-- Rows --
☆ ☆ ☆
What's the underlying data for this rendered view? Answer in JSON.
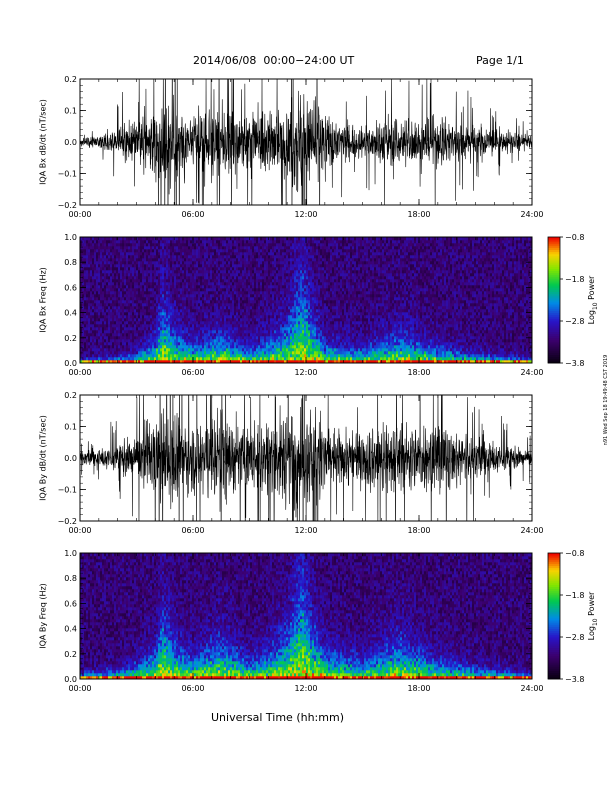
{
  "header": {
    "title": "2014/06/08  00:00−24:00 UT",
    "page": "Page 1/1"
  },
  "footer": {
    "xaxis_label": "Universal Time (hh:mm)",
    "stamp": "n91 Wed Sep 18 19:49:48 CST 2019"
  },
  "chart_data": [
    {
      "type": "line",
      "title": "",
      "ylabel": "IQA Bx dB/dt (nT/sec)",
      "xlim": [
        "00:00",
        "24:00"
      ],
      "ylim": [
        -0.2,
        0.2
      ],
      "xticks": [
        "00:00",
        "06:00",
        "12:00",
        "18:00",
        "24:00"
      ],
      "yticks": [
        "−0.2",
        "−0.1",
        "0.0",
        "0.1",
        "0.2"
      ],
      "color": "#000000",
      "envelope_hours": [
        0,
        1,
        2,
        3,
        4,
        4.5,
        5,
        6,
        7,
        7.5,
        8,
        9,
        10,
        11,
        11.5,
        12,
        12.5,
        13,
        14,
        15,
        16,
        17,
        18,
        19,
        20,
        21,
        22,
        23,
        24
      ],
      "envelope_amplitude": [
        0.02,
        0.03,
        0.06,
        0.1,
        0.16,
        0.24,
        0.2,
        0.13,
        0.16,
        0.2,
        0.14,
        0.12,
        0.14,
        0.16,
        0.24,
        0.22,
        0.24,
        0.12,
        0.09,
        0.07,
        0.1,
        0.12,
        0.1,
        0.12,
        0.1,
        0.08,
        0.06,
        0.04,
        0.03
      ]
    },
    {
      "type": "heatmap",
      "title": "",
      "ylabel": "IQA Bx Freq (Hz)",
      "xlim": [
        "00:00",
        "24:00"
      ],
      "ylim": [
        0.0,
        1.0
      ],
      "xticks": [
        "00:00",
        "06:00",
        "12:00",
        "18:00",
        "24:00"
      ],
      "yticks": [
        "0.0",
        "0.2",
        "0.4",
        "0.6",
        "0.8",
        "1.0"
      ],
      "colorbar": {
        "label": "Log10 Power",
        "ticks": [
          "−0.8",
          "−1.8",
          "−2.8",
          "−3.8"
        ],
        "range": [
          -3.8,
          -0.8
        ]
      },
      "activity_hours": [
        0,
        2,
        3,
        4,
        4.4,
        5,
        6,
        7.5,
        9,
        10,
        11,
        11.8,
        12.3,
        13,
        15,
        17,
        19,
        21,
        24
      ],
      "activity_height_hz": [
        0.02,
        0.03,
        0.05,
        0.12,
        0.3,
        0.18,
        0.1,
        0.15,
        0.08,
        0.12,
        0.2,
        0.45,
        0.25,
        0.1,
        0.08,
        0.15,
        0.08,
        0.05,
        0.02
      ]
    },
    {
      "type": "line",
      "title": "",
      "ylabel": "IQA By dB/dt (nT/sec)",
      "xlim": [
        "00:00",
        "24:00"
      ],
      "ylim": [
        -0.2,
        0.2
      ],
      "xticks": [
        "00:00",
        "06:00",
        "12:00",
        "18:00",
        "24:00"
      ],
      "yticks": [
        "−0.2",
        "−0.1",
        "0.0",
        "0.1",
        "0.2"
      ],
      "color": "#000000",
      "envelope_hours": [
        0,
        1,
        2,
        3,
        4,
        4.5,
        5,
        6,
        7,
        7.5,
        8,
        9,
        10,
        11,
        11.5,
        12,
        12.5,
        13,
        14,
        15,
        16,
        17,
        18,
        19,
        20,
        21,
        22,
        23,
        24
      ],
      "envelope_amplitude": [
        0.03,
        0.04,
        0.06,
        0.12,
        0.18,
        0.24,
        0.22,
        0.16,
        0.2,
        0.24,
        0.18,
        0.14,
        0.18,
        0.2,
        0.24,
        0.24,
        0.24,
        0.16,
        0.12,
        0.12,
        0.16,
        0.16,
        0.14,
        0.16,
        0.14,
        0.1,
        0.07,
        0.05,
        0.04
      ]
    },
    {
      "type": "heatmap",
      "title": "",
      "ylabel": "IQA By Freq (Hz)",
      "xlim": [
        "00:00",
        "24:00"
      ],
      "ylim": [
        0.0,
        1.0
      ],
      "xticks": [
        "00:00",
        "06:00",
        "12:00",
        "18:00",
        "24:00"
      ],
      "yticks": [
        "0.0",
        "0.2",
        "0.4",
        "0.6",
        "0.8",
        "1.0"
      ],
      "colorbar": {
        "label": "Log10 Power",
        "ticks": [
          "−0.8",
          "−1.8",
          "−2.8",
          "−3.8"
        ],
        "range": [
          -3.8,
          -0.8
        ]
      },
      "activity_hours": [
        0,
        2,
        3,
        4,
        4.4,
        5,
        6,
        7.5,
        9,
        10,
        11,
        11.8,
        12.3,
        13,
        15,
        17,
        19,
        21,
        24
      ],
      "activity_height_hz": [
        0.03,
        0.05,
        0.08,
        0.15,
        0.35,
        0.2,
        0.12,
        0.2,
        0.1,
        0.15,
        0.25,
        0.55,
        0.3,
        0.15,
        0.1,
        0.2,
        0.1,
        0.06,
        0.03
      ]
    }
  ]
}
☆ ☆ ☆
-- Directions for this task --
From the listing above, copy out each line where the word "Freq" appears.

-- Reply to the exercise --
      "ylabel": "IQA Bx Freq (Hz)",
      "ylabel": "IQA By Freq (Hz)",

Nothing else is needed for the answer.